◆ **Extracted entries**
+++
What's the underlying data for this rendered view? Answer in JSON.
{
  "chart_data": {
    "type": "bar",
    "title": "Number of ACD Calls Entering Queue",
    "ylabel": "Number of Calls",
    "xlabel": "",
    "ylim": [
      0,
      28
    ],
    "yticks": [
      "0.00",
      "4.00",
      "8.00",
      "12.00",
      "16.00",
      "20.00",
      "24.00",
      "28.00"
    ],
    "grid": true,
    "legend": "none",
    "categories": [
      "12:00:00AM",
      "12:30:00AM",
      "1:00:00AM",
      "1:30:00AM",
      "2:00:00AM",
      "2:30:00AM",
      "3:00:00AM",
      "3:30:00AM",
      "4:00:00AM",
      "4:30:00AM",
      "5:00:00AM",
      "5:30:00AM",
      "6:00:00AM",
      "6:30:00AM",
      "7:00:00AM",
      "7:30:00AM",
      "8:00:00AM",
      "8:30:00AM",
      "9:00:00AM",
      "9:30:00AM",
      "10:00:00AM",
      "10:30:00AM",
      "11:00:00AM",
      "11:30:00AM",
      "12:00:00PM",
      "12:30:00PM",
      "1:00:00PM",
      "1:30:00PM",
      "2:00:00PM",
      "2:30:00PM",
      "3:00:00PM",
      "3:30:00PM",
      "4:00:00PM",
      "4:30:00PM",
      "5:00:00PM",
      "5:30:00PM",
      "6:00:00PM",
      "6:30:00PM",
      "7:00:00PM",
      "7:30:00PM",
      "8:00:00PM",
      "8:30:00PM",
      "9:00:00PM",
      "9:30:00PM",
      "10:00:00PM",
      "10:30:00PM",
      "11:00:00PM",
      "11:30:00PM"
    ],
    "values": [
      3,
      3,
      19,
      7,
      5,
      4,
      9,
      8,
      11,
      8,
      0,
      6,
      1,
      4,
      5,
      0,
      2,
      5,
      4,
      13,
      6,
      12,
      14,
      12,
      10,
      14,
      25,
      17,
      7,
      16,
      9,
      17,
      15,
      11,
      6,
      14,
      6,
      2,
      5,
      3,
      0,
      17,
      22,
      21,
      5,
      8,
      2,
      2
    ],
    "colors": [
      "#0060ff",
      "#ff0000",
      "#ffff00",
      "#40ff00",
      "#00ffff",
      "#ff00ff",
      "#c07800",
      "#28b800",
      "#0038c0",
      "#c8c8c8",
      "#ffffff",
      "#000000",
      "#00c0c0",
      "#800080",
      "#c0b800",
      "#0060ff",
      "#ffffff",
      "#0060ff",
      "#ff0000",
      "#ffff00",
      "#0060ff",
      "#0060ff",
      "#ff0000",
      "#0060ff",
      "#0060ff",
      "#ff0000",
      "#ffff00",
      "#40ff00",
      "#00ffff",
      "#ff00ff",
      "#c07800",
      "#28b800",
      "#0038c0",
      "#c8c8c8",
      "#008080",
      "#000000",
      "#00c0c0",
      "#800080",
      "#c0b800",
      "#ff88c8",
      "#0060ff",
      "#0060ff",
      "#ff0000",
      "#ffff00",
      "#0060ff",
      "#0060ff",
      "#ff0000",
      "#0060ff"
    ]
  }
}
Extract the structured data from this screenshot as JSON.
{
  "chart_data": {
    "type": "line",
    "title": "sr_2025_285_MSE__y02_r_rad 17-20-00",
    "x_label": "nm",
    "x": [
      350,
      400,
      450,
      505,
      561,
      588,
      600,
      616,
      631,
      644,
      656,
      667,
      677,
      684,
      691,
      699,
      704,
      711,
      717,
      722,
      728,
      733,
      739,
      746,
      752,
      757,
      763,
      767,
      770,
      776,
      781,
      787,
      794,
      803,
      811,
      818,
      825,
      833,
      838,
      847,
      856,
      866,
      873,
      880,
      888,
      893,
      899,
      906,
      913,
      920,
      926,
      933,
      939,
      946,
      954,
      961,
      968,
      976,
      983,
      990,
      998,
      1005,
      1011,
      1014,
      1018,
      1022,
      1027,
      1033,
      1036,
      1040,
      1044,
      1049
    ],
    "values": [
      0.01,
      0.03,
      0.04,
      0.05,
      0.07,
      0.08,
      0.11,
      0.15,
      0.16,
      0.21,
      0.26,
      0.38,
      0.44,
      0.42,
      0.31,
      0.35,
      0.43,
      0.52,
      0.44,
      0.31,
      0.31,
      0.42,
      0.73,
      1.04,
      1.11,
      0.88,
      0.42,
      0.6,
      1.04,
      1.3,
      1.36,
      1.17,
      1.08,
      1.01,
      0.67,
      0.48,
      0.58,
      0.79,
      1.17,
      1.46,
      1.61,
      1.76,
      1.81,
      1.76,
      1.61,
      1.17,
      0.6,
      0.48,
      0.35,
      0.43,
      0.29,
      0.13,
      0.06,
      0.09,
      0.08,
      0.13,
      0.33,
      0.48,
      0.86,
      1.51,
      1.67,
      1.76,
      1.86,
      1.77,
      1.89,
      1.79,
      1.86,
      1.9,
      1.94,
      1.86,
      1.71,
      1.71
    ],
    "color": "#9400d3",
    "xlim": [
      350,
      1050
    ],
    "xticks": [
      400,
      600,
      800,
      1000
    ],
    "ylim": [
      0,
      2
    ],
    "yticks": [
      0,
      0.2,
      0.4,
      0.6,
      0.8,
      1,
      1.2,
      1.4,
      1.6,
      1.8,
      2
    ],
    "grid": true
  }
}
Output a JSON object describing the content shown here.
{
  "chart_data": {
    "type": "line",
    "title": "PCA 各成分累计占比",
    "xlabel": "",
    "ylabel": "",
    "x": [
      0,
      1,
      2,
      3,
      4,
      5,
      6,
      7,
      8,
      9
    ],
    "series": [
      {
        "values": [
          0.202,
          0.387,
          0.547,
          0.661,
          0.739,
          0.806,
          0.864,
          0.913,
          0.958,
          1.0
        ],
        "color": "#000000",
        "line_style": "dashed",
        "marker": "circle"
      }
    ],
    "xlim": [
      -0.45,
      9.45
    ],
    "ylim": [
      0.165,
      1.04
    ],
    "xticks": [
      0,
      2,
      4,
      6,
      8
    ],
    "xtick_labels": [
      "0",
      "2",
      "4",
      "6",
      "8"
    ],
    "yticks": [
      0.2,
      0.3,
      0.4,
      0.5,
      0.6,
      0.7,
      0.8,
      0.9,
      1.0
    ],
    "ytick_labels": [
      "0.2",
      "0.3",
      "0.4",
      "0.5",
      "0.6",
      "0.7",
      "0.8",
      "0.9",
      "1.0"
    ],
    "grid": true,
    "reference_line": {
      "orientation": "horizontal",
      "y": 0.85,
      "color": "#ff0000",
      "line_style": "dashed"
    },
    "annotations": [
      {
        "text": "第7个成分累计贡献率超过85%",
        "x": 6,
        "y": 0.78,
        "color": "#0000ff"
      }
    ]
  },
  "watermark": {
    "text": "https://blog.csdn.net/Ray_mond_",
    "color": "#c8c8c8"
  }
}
+++
◆ **Challenge**
Lines containing the word "dashed" must all be returned from the material above.

◆ **The response**
        "line_style": "dashed",
      "line_style": "dashed"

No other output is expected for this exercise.